══ Data rows

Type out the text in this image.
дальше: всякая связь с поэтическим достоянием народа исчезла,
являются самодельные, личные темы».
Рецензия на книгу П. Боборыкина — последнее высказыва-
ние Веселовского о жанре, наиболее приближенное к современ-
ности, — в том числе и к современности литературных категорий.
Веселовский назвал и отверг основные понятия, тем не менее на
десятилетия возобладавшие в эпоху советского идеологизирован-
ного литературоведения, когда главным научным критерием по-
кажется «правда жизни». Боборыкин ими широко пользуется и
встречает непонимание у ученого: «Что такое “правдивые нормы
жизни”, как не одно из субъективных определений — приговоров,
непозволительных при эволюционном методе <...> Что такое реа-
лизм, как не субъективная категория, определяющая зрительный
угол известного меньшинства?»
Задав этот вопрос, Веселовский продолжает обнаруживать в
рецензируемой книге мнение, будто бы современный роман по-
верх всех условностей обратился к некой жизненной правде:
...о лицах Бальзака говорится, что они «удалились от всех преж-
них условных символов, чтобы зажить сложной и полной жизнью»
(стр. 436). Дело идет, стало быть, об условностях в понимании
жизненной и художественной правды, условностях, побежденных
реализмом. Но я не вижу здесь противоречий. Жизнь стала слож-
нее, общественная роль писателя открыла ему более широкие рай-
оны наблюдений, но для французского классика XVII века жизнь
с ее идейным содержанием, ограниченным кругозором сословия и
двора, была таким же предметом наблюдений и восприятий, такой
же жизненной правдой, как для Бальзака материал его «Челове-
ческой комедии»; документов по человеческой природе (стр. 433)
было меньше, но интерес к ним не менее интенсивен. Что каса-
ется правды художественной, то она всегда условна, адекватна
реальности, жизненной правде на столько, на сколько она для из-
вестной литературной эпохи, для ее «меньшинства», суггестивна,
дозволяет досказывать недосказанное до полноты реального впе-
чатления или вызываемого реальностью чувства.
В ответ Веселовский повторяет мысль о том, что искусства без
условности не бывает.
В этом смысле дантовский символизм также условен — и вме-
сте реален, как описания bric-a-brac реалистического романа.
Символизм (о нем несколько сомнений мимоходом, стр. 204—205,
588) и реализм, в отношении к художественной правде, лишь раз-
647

════

To be done: Please quote the data above in full, with no line missing.

Output for this exercise:
Type out the text in this image.
дальше: всякая связь с поэтическим достоянием народа исчезла,
являются самодельные, личные темы».
Рецензия на книгу П. Боборыкина — последнее высказыва-
ние Веселовского о жанре, наиболее приближенное к современ-
ности, — в том числе и к современности литературных категорий.
Веселовский назвал и отверг основные понятия, тем не менее на
десятилетия возобладавшие в эпоху советского идеологизирован-
ного литературоведения, когда главным научным критерием по-
кажется «правда жизни». Боборыкин ими широко пользуется и
встречает непонимание у ученого: «Что такое “правдивые нормы
жизни”, как не одно из субъективных определений — приговоров,
непозволительных при эволюционном методе <...> Что такое реа-
лизм, как не субъективная категория, определяющая зрительный
угол известного меньшинства?»
Задав этот вопрос, Веселовский продолжает обнаруживать в
рецензируемой книге мнение, будто бы современный роман по-
верх всех условностей обратился к некой жизненной правде:
...о лицах Бальзака говорится, что они «удалились от всех преж-
них условных символов, чтобы зажить сложной и полной жизнью»
(стр. 436). Дело идет, стало быть, об условностях в понимании
жизненной и художественной правды, условностях, побежденных
реализмом. Но я не вижу здесь противоречий. Жизнь стала слож-
нее, общественная роль писателя открыла ему более широкие рай-
оны наблюдений, но для французского классика XVII века жизнь
с ее идейным содержанием, ограниченным кругозором сословия и
двора, была таким же предметом наблюдений и восприятий, такой
же жизненной правдой, как для Бальзака материал его «Челове-
ческой комедии»; документов по человеческой природе (стр. 433)
было меньше, но интерес к ним не менее интенсивен. Что каса-
ется правды художественной, то она всегда условна, адекватна
реальности, жизненной правде на столько, на сколько она для из-
вестной литературной эпохи, для ее «меньшинства», суггестивна,
дозволяет досказывать недосказанное до полноты реального впе-
чатления или вызываемого реальностью чувства.
В ответ Веселовский повторяет мысль о том, что искусства без
условности не бывает.
В этом смысле дантовский символизм также условен — и вме-
сте реален, как описания bric-a-brac реалистического романа.
Символизм (о нем несколько сомнений мимоходом, стр. 204—205,
588) и реализм, в отношении к художественной правде, лишь раз-
647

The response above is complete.